**Set problem:**
Which lines include the word "Duty"? Copy each of them.

++++ Provided records ++++

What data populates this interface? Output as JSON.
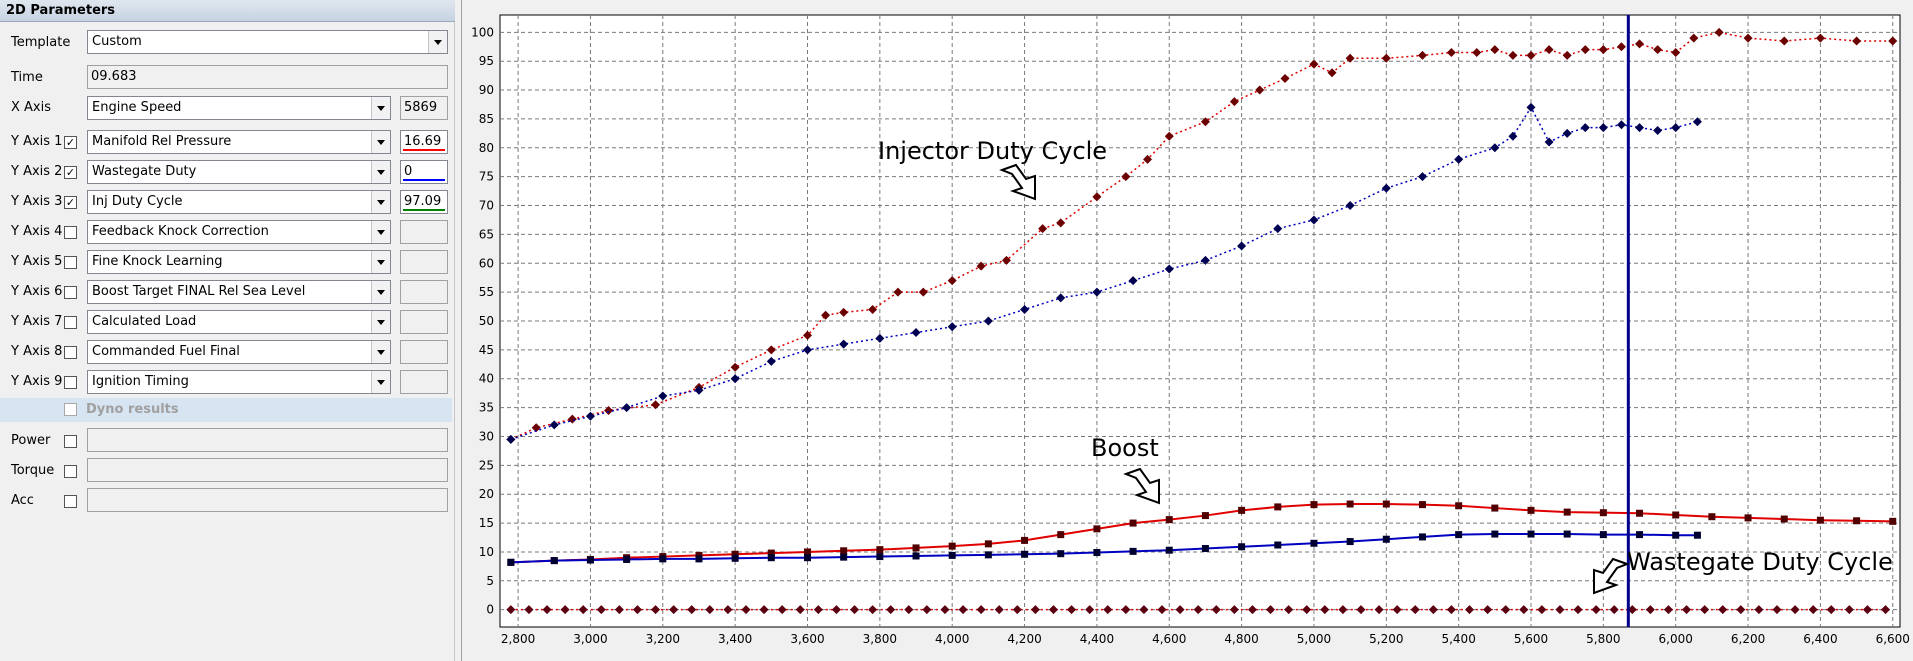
{
  "panel": {
    "title": "2D Parameters",
    "template": {
      "label": "Template",
      "value": "Custom"
    },
    "time": {
      "label": "Time",
      "value": "09.683"
    },
    "x_axis": {
      "label": "X Axis",
      "value": "Engine Speed",
      "reading": "5869"
    },
    "y_axes": [
      {
        "label": "Y Axis 1",
        "checked": true,
        "value": "Manifold Rel Pressure",
        "reading": "16.69",
        "color": "#ff0000"
      },
      {
        "label": "Y Axis 2",
        "checked": true,
        "value": "Wastegate Duty",
        "reading": "0",
        "color": "#0000ff"
      },
      {
        "label": "Y Axis 3",
        "checked": true,
        "value": "Inj Duty Cycle",
        "reading": "97.09",
        "color": "#008000"
      },
      {
        "label": "Y Axis 4",
        "checked": false,
        "value": "Feedback Knock Correction",
        "reading": ""
      },
      {
        "label": "Y Axis 5",
        "checked": false,
        "value": "Fine Knock Learning",
        "reading": ""
      },
      {
        "label": "Y Axis 6",
        "checked": false,
        "value": "Boost Target FINAL Rel Sea Level",
        "reading": ""
      },
      {
        "label": "Y Axis 7",
        "checked": false,
        "value": "Calculated Load",
        "reading": ""
      },
      {
        "label": "Y Axis 8",
        "checked": false,
        "value": "Commanded Fuel Final",
        "reading": ""
      },
      {
        "label": "Y Axis 9",
        "checked": false,
        "value": "Ignition Timing",
        "reading": ""
      }
    ],
    "dyno": {
      "label": "Dyno results",
      "checked": false
    },
    "power": {
      "label": "Power",
      "checked": false
    },
    "torque": {
      "label": "Torque",
      "checked": false
    },
    "acc": {
      "label": "Acc",
      "checked": false
    }
  },
  "chart_data": {
    "type": "line",
    "xlim": [
      2750,
      6620
    ],
    "ylim": [
      -3,
      103
    ],
    "x_ticks": [
      "2,800",
      "3,000",
      "3,200",
      "3,400",
      "3,600",
      "3,800",
      "4,000",
      "4,200",
      "4,400",
      "4,600",
      "4,800",
      "5,000",
      "5,200",
      "5,400",
      "5,600",
      "5,800",
      "6,000",
      "6,200",
      "6,400",
      "6,600"
    ],
    "y_ticks": [
      "0",
      "5",
      "10",
      "15",
      "20",
      "25",
      "30",
      "35",
      "40",
      "45",
      "50",
      "55",
      "60",
      "65",
      "70",
      "75",
      "80",
      "85",
      "90",
      "95",
      "100"
    ],
    "grid": true,
    "cursor_x": 5869,
    "annotations": [
      "Injector Duty Cycle",
      "Boost",
      "Wastegate Duty Cycle"
    ],
    "series": [
      {
        "color": "#e00000",
        "marker_color": "#6b0000",
        "style": "dotted",
        "marker": "diamond",
        "x": [
          2780,
          2850,
          2950,
          3050,
          3180,
          3300,
          3400,
          3500,
          3600,
          3650,
          3700,
          3780,
          3850,
          3920,
          4000,
          4080,
          4150,
          4250,
          4300,
          4400,
          4480,
          4540,
          4600,
          4700,
          4780,
          4850,
          4920,
          5000,
          5050,
          5100,
          5200,
          5300,
          5380,
          5450,
          5500,
          5550,
          5600,
          5650,
          5700,
          5750,
          5800,
          5850,
          5900,
          5950,
          6000,
          6050,
          6120,
          6200,
          6300,
          6400,
          6500,
          6600
        ],
        "y": [
          29.5,
          31.5,
          33,
          34.5,
          35.5,
          38.5,
          42,
          45,
          47.5,
          51,
          51.5,
          52,
          55,
          55,
          57,
          59.5,
          60.5,
          66,
          67,
          71.5,
          75,
          78,
          82,
          84.5,
          88,
          90,
          92,
          94.5,
          93,
          95.5,
          95.5,
          96,
          96.5,
          96.5,
          97,
          96,
          96,
          97,
          96,
          97,
          97,
          97.5,
          98,
          97,
          96.5,
          99,
          100,
          99,
          98.5,
          99,
          98.5,
          98.5
        ]
      },
      {
        "color": "#0000c0",
        "marker_color": "#000050",
        "style": "dotted",
        "marker": "diamond",
        "x": [
          2780,
          2900,
          3000,
          3100,
          3200,
          3300,
          3400,
          3500,
          3600,
          3700,
          3800,
          3900,
          4000,
          4100,
          4200,
          4300,
          4400,
          4500,
          4600,
          4700,
          4800,
          4900,
          5000,
          5100,
          5200,
          5300,
          5400,
          5500,
          5550,
          5600,
          5650,
          5700,
          5750,
          5800,
          5850,
          5900,
          5950,
          6000,
          6060
        ],
        "y": [
          29.5,
          32,
          33.5,
          35,
          37,
          38,
          40,
          43,
          45,
          46,
          47,
          48,
          49,
          50,
          52,
          54,
          55,
          57,
          59,
          60.5,
          63,
          66,
          67.5,
          70,
          73,
          75,
          78,
          80,
          82,
          87,
          81,
          82.5,
          83.5,
          83.5,
          84,
          83.5,
          83,
          83.5,
          84.5
        ]
      },
      {
        "color": "#e00000",
        "marker_color": "#500000",
        "style": "solid",
        "marker": "square",
        "x": [
          2780,
          2900,
          3000,
          3100,
          3200,
          3300,
          3400,
          3500,
          3600,
          3700,
          3800,
          3900,
          4000,
          4100,
          4200,
          4300,
          4400,
          4500,
          4600,
          4700,
          4800,
          4900,
          5000,
          5100,
          5200,
          5300,
          5400,
          5500,
          5600,
          5700,
          5800,
          5900,
          6000,
          6100,
          6200,
          6300,
          6400,
          6500,
          6600
        ],
        "y": [
          8.2,
          8.5,
          8.7,
          9,
          9.2,
          9.4,
          9.6,
          9.8,
          10,
          10.2,
          10.4,
          10.7,
          11,
          11.4,
          12,
          13,
          14,
          15,
          15.6,
          16.3,
          17.2,
          17.8,
          18.2,
          18.3,
          18.3,
          18.2,
          18,
          17.6,
          17.2,
          16.9,
          16.8,
          16.7,
          16.4,
          16.1,
          15.9,
          15.7,
          15.5,
          15.4,
          15.3
        ]
      },
      {
        "color": "#0000c0",
        "marker_color": "#000030",
        "style": "solid",
        "marker": "square",
        "x": [
          2780,
          2900,
          3000,
          3100,
          3200,
          3300,
          3400,
          3500,
          3600,
          3700,
          3800,
          3900,
          4000,
          4100,
          4200,
          4300,
          4400,
          4500,
          4600,
          4700,
          4800,
          4900,
          5000,
          5100,
          5200,
          5300,
          5400,
          5500,
          5600,
          5700,
          5800,
          5900,
          6000,
          6060
        ],
        "y": [
          8.2,
          8.5,
          8.6,
          8.7,
          8.8,
          8.8,
          8.9,
          9,
          9,
          9.1,
          9.2,
          9.3,
          9.4,
          9.5,
          9.6,
          9.7,
          9.9,
          10.1,
          10.3,
          10.6,
          10.9,
          11.2,
          11.5,
          11.8,
          12.2,
          12.6,
          13,
          13.1,
          13.1,
          13.1,
          13,
          13,
          12.9,
          12.9
        ]
      },
      {
        "color": "#e00000",
        "marker_color": "#5a0010",
        "style": "dotted",
        "marker": "diamond",
        "x": [
          2780,
          2830,
          2880,
          2930,
          2980,
          3030,
          3080,
          3130,
          3180,
          3230,
          3280,
          3330,
          3380,
          3430,
          3480,
          3530,
          3580,
          3630,
          3680,
          3730,
          3780,
          3830,
          3880,
          3930,
          3980,
          4030,
          4080,
          4130,
          4180,
          4230,
          4280,
          4330,
          4380,
          4430,
          4480,
          4530,
          4580,
          4630,
          4680,
          4730,
          4780,
          4830,
          4880,
          4930,
          4980,
          5030,
          5080,
          5130,
          5180,
          5230,
          5280,
          5330,
          5380,
          5430,
          5480,
          5530,
          5580,
          5630,
          5680,
          5730,
          5780,
          5830,
          5880,
          5930,
          5980,
          6030,
          6080,
          6130,
          6180,
          6230,
          6280,
          6330,
          6380,
          6430,
          6480,
          6530,
          6580
        ],
        "y": [
          0,
          0,
          0,
          0,
          0,
          0,
          0,
          0,
          0,
          0,
          0,
          0,
          0,
          0,
          0,
          0,
          0,
          0,
          0,
          0,
          0,
          0,
          0,
          0,
          0,
          0,
          0,
          0,
          0,
          0,
          0,
          0,
          0,
          0,
          0,
          0,
          0,
          0,
          0,
          0,
          0,
          0,
          0,
          0,
          0,
          0,
          0,
          0,
          0,
          0,
          0,
          0,
          0,
          0,
          0,
          0,
          0,
          0,
          0,
          0,
          0,
          0,
          0,
          0,
          0,
          0,
          0,
          0,
          0,
          0,
          0,
          0,
          0,
          0,
          0,
          0,
          0
        ]
      }
    ]
  }
}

++++

**Solution:**
        "value": "Wastegate Duty",
        "value": "Inj Duty Cycle",
      "Injector Duty Cycle",
      "Wastegate Duty Cycle"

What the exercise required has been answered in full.